#### EXCERPTED TEXT:
▼
AoqunJin commented 6 days ago

Same issue on A100 80G I tried 2b and 5b version (fp16 & bf16) Reduced rl from 1e-3 to 1e-5 (see https://github.com/THUDM/ChatGLM-6B/issues/1008) but same error

tengjiayan20 commented 5 days ago

It is normal to skip when the loss is large at the beginning of training. You can find that a small number of steps will be skipped in the first 50 steps. Once the training is stable, it will not happen again.

AoqunJin commented 5 days ago

Yes, that is right. @tengjiayan20 It recovered after few steps training:

[2024-09-11 17:52:11,320] [INFO] [checkpointing.py:546:forward] ----Profiling time in checkpointing False
[2024-09-11 17:52:18,030] [INFO] [loss_scaler.py:183:update_scale] [deepspeed] OVERFLOW! Rank 0 Skipping step. Attempted loss scale: 4294967296, reducing to 2147483648
[2024-09-11 17:52:32,563] [INFO] [loss_scaler.py:183:update_scale] [deepspeed] OVERFLOW! Rank 0 Skipping step. Attempted loss scale: 2147483648, reducing to 1073741824
[2024-09-11 17:52:47,082] [INFO] [loss_scaler.py:183:update_scale] [deepspeed] OVERFLOW! Rank 0 Skipping step. Attempted loss scale: 1073741824, reducing to 536870912
[2024-09-11 17:53:15,865] [INFO] [loss_scaler.py:183:update_scale] [deepspeed] OVERFLOW! Rank 0 Skipping step. Attempted loss scale: 536870912, reducing to 268435456
[2024-09-11 17:53:58,933] [INFO] [loss_scaler.py:183:update_scale] [deepspeed] OVERFLOW! Rank 0 Skipping step. Attempted loss scale: 268435456, reducing to 134217728
[2024-09-11 17:58:33,295] [INFO] [loss_scaler.py:183:update_scale] [deepspeed] OVERFLOW! Rank 0 Skipping step. Attempted loss scale: 134217728, reducing to 67108864
[2024-09-11 18:00:42,520] [INFO] [loss_scaler.py:183:update_scale] [deepspeed] OVERFLOW! Rank 0 Skipping step. Attempted loss scale: 67108864, reducing to 33554432
[2024-09-11 18:04:05,636] [INFO] [logging.py:96:log_dist] [Rank 0] step=50, skipped=7, lr=[5e-05], mom=[[0.9, 0.95]]
[2024-09-11 18:07:56,739] [INFO] [loss_scaler.py:183:update_scale] [deepspeed] OVERFLOW! Rank 0 Skipping step. Attempted loss scale: 33554432, reducing to 16777216
[2024-09-11 18:16:06,711] [INFO] [logging.py:96:log_dist] [Rank 0] step=100, skipped=8, lr=[5e-05], mom=[[0.9, 0.95]]
[2024-09-11 18:16:06,712] [INFO] [RANK 0]  iteration      100/   10000 | elapsed time per iteration (ms): 14623.5 | learning rate 5.000E-05 | total loss 1.992110E-01 | loss 1.992110E-01 | loss scale 16777216.0 |speed 8.21 samples/(min*GPU)
▲
#### DATASET EXTRACT:
▼
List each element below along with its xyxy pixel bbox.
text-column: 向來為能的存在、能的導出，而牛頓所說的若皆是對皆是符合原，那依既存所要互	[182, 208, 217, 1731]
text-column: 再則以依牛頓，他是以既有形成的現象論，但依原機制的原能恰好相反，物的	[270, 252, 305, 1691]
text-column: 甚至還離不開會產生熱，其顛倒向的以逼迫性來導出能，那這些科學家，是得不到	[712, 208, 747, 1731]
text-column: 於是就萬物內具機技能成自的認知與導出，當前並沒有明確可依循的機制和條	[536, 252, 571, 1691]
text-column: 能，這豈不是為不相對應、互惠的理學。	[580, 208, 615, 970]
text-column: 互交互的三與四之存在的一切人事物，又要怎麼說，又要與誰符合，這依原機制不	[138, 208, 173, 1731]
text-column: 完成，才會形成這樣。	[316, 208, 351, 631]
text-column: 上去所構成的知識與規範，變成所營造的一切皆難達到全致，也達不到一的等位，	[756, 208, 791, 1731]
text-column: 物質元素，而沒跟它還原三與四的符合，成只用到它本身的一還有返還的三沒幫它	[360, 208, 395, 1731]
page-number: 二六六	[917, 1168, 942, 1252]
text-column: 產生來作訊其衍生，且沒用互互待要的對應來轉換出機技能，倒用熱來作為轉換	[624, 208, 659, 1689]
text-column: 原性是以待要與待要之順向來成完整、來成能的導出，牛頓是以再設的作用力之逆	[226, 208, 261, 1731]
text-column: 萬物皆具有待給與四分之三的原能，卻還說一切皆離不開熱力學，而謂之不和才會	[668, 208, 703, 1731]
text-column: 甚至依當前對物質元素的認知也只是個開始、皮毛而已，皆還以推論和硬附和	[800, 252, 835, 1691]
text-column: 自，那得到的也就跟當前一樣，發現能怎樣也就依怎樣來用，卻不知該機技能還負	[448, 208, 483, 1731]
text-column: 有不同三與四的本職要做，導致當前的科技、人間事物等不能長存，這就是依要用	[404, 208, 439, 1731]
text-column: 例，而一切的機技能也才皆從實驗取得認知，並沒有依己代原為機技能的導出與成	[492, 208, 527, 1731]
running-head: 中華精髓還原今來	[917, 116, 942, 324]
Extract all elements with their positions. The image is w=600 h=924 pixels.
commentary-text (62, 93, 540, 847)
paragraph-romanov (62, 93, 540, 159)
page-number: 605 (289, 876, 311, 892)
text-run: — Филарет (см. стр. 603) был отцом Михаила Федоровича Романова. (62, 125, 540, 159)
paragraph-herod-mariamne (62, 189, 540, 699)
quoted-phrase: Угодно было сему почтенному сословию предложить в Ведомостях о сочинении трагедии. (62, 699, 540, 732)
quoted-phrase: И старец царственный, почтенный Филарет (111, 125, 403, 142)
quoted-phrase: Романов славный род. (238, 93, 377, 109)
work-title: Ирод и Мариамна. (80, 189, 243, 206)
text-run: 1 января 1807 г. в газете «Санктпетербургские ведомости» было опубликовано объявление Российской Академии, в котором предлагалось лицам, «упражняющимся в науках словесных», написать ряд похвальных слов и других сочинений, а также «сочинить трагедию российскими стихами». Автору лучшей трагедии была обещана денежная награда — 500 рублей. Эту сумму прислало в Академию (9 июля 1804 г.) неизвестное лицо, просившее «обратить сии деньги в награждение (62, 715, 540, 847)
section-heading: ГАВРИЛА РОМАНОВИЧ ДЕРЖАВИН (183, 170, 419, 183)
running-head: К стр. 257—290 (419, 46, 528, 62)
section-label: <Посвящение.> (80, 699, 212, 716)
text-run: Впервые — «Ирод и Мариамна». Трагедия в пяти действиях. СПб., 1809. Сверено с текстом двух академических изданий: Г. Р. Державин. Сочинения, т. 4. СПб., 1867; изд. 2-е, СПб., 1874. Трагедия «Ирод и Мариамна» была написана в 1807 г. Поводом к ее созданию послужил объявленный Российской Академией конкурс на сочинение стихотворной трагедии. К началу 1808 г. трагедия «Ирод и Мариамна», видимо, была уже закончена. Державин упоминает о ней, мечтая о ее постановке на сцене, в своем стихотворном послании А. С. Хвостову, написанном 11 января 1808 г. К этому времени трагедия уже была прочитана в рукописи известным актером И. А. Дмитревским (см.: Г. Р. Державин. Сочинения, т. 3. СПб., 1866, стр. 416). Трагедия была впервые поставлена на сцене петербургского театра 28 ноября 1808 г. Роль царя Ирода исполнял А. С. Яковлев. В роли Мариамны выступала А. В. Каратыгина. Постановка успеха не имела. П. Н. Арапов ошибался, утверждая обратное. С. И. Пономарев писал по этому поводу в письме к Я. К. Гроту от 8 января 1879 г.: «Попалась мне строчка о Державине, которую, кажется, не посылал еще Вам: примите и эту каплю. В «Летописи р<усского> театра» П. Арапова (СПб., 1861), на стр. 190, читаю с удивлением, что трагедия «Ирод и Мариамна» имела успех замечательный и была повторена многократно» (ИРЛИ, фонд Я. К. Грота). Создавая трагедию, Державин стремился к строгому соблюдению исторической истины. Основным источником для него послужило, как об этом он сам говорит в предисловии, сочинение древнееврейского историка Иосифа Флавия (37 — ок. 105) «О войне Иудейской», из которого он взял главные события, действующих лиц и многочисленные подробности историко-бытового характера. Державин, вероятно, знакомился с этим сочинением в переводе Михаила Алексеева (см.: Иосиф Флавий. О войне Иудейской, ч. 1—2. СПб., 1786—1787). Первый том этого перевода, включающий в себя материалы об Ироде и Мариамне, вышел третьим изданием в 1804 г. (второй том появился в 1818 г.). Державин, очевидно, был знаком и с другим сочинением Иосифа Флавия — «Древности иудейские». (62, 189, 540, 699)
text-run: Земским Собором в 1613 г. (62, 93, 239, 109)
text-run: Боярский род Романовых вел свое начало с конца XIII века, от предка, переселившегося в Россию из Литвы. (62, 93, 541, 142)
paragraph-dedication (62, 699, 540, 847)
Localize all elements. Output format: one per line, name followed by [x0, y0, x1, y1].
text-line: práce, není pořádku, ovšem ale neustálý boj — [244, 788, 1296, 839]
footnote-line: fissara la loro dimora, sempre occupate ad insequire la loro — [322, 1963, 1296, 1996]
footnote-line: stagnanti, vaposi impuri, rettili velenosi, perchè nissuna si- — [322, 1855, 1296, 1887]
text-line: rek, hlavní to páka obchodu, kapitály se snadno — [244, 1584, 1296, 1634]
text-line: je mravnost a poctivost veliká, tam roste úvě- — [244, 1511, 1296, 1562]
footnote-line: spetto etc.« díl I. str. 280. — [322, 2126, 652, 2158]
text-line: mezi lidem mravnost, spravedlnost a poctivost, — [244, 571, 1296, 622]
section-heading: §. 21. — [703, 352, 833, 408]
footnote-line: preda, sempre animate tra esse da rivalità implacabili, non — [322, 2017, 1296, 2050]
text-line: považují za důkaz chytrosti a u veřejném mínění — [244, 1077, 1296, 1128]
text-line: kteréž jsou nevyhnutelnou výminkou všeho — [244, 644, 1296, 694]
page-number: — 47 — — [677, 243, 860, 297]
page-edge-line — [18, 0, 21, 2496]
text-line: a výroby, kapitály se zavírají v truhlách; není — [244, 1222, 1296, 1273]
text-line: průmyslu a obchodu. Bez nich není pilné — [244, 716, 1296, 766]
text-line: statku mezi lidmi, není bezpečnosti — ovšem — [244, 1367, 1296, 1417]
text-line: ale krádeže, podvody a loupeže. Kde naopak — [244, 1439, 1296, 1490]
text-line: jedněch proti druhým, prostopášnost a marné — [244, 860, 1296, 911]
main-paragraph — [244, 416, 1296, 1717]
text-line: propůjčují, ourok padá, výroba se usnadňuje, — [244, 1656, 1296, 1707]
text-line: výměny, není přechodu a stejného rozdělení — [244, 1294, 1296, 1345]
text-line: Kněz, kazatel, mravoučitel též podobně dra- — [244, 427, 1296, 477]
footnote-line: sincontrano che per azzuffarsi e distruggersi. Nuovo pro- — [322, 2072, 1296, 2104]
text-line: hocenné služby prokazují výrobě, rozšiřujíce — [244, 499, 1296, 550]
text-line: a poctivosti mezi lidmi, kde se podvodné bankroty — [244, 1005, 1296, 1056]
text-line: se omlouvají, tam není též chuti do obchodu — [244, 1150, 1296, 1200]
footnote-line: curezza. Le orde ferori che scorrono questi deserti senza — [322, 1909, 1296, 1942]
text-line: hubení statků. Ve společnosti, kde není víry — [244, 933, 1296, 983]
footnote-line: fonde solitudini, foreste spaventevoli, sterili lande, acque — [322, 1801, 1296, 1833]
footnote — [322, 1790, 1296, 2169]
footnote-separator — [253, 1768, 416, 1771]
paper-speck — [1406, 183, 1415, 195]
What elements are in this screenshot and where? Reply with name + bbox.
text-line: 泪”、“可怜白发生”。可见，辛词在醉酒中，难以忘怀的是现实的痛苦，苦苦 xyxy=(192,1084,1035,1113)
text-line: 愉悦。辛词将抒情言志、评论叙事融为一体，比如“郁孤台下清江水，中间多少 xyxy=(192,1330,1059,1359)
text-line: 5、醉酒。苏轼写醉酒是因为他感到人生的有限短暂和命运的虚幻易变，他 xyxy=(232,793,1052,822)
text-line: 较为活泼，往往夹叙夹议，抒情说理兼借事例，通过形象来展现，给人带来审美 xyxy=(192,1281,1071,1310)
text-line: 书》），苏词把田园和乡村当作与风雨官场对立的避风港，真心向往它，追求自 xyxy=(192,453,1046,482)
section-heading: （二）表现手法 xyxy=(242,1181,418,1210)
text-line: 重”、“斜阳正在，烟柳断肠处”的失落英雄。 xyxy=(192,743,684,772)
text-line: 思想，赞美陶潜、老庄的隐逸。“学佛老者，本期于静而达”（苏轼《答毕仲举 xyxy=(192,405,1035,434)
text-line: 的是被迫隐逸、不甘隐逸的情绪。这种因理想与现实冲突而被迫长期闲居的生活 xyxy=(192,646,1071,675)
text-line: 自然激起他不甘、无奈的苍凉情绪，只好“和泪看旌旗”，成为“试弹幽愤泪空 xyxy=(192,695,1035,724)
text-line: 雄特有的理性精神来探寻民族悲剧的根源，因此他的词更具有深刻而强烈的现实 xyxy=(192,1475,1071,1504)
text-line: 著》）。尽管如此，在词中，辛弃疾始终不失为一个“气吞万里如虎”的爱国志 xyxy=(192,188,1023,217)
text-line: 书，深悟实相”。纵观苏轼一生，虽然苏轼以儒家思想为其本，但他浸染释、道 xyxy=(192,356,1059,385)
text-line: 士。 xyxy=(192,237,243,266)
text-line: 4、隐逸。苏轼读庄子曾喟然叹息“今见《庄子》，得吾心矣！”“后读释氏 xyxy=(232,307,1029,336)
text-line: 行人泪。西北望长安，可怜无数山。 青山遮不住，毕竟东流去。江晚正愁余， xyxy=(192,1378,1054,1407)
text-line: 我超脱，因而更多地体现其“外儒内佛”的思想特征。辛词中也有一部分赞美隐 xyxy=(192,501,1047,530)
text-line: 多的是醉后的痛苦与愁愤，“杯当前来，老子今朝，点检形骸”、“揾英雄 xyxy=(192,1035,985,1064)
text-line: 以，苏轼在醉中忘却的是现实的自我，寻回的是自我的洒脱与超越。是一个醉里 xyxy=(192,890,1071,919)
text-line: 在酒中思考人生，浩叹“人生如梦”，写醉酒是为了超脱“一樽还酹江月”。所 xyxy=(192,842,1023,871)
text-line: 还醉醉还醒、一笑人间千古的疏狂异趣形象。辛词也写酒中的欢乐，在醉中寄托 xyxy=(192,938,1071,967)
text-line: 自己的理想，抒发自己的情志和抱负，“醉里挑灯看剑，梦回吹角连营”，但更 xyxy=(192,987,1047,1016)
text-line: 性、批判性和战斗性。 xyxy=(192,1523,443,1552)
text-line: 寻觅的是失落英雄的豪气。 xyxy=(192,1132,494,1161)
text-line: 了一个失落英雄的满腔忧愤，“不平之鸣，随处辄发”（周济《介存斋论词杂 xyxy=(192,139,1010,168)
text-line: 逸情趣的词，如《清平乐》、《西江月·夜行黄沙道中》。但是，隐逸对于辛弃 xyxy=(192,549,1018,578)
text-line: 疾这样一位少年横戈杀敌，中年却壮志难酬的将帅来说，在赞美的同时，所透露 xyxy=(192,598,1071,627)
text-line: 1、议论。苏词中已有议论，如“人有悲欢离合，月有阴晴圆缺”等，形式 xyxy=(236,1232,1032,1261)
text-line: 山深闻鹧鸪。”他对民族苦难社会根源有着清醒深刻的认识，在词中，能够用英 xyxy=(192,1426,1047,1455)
▲
#### LIST OF TASKS:
1. Translate this sentence from the forum thread about skipped training steps into Spanish: "It is normal to skip when the loss is large at the beginning of training."
2. Rewrite the stretch from "It is normal" through "not happen again." in the forum thread about skipped training steps, putting "fine-tuning" wherever "training" stands.
3. Carry the forum thread about skipped training steps on from where it stops.

#### REPLIES:
1. Es normal que se omitan pasos cuando la pérdida es grande al comienzo del entrenamiento.

2.
It is normal to skip when the loss is large at the beginning of fine-tuning. You can find that a small number of steps will be skipped in the first 50 steps. Once the fine-tuning is stable, it will not happen again.

3.
[2024-09-11 18:16:06,713] [INFO] [RANK 0] after 100 iterations memory (MB) | allocated: 13974.6455078125 | max allocated: 64453.90478515625 | cached: 22772.0 | max cached: 79914.0
[2024-09-11 18:16:06,713] [INFO] [RANK 0] time (ms) | forward: 9524.11 | backward: 5073.59 | allreduce: 0.00 | optimizer: 24.71 | data loader: 67.04

Thanks a lot.